I remember when Hillary Clinton used this African proverb in 1996 at the Democratic National Convention in Chicago. The outcry by the conservative community was loud! Parents are the people that should lead families, not government. In their haste to condemn what was interpreted as the government imposing it’s will on families, an important Biblical principle was lost. Raising kids is hard. Even if you are great parents, doing everything “right” there comes a day when your kids need more than just you to influence them. When our boys were in grade school we made the decision to move from Denver to Omaha. One of the considerations in our decision was the desire to be closer to our extended family…we wanted to widen the circle of influence to include grandparents, aunts, uncles, and cousins for our boys. We are fortunate to have a family that exemplifies the same values as my husband and I; we realized that influence from family members would help our kids stay connected to God as they navigated their teen years.

Our family situation may be different from yours but the concept of having an extended community of adults to help mentor and influence your kids is not only desirable but worth the effort. Developing relationships with families and adults that love God will someday prove to be invaluable.

When Moses talked to the Israelites in Deuteronomy 6 about passing on their faith, he spoke to the entire community. It was everyone’s responsibility to make sure that the next generation knew to keep God as the first priority. A typical Hebrew household could consist of over eighty people with aunts, uncles, cousins…. The modern church community can and should be a place where families share beliefs and encourage one another on the spiritual journey.

In the book, “Parenting Beyond Your Capacity,” authors Reggie Joiner and Carey Nieuwhof tell us that one of the greatest values of the church is its potential to provide community for children. The church should be a place where kids can show up and be safe, a place where they can have meaningful dialogue with another trusted adult, and a place where they can ask difficult questions.

══════════

▶ **Exercise objective**: Carry on the essay about raising kids with help from extended family and the church, starting right after its last sentence. The data that follows comes from a separate source.

Document layout detection data
══════════

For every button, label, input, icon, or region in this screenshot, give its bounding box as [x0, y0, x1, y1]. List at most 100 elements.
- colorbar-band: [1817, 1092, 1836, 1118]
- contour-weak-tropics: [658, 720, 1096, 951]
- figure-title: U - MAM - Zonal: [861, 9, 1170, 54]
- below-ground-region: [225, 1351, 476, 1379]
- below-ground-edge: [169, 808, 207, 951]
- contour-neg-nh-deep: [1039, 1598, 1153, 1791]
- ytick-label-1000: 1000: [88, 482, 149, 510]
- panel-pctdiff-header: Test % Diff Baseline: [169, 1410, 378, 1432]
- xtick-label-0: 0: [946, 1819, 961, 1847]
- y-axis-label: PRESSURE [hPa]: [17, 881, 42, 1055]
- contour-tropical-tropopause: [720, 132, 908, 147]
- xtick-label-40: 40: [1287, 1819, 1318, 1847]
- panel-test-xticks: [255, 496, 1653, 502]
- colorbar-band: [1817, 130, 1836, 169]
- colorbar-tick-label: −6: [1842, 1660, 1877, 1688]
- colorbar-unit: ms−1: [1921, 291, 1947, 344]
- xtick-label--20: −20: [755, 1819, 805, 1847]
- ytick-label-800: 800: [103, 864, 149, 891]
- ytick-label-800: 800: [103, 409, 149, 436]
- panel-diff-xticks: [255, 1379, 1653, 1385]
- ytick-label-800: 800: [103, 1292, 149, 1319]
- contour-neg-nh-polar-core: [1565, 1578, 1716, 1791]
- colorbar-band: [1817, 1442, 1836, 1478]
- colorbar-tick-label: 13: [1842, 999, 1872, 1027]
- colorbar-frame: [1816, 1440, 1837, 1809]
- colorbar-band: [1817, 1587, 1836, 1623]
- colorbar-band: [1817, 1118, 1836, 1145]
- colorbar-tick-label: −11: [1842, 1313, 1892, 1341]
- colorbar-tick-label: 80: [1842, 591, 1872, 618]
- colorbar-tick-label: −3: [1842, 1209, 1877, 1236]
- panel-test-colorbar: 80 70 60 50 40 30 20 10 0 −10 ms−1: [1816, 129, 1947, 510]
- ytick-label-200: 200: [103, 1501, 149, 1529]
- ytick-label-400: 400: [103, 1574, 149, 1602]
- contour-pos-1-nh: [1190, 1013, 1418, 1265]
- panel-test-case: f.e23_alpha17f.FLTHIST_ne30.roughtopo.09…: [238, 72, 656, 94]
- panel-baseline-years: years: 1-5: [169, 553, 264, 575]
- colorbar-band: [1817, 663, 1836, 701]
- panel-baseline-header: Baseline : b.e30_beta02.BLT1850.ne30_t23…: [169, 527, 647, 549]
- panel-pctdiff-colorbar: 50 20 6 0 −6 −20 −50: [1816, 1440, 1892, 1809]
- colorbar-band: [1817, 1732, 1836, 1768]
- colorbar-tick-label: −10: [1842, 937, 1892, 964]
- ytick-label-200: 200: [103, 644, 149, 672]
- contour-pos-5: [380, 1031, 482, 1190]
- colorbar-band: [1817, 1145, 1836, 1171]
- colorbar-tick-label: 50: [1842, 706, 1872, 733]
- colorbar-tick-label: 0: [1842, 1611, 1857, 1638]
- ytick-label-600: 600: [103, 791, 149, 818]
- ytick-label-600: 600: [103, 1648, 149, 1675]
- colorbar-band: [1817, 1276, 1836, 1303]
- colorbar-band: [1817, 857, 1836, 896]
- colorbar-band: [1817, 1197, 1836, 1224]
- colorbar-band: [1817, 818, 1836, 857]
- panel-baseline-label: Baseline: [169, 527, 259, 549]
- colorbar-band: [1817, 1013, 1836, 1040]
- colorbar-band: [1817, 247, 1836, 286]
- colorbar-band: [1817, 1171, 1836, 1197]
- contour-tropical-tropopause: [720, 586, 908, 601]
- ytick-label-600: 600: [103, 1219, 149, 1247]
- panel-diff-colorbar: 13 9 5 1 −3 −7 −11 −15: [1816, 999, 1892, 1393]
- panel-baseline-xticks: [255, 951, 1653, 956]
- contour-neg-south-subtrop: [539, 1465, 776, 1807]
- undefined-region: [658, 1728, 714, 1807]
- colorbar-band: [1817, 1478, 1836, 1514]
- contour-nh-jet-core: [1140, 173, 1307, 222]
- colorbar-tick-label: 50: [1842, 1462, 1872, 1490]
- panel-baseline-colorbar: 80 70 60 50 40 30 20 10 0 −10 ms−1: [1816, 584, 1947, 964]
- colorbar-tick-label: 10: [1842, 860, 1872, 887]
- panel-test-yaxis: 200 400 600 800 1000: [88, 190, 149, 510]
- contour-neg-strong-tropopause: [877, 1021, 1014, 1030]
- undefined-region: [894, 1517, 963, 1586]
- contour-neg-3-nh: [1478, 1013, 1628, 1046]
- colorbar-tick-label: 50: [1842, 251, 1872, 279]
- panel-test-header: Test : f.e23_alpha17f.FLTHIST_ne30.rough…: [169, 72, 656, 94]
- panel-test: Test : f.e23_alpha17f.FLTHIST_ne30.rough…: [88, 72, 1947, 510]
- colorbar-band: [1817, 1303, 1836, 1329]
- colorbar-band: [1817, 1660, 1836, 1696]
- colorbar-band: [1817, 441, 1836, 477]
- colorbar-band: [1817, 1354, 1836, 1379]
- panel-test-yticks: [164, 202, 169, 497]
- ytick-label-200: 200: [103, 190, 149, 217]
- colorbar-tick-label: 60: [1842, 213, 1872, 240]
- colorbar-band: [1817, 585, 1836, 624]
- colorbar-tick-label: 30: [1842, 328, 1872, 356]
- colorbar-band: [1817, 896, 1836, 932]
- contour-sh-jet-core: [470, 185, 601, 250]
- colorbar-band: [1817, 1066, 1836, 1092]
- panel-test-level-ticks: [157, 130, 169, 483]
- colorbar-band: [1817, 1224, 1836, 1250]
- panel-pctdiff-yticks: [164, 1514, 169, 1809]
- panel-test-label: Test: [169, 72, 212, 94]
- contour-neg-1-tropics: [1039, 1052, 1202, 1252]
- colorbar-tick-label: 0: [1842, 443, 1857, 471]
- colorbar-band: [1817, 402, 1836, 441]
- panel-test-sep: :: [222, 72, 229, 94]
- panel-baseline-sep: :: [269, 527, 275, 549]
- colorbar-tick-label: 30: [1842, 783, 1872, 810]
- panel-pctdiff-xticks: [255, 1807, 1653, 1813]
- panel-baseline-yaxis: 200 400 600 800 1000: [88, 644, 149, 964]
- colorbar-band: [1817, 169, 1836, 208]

══════════

▶ **Result**:
So how do you build strategic relationships into the lives of your kids? 1. The first step is to develop relationships with families that mirror your beliefs. Start today by becoming a member of a Journey Group. I believe it doesn’t matter whether the group consists of families with kids the same age as your family or a group that is multi-generational. The key is to be in community with people that are willing to invest in your family and likewise you will have influence on the others in the group. 2. Connect with your child’s small group leader to develop a relationship. Ask if there is anything you could do to help your child engage better with the group. Express your appreciation to the leader for investing in your son or daughter. 3. Find ways for your kids to serve as they approach adolescence. Serving alongside leaders and adults helps kids to see how to “be” the church in contrast to just attending church. More can be learned by serving side by side with others than sitting in a classroom hearing about serving. 4. Search for mentors in your community. Think of adults in your relational network who could be a positive spiritual and moral voice in the life of your son or daughter and begin a conversation with them about a mentoring relationship with your child.

Remember we have greater influence together than we do separately. Begin today to consider how you can build strategic relationships in the lives of your kids.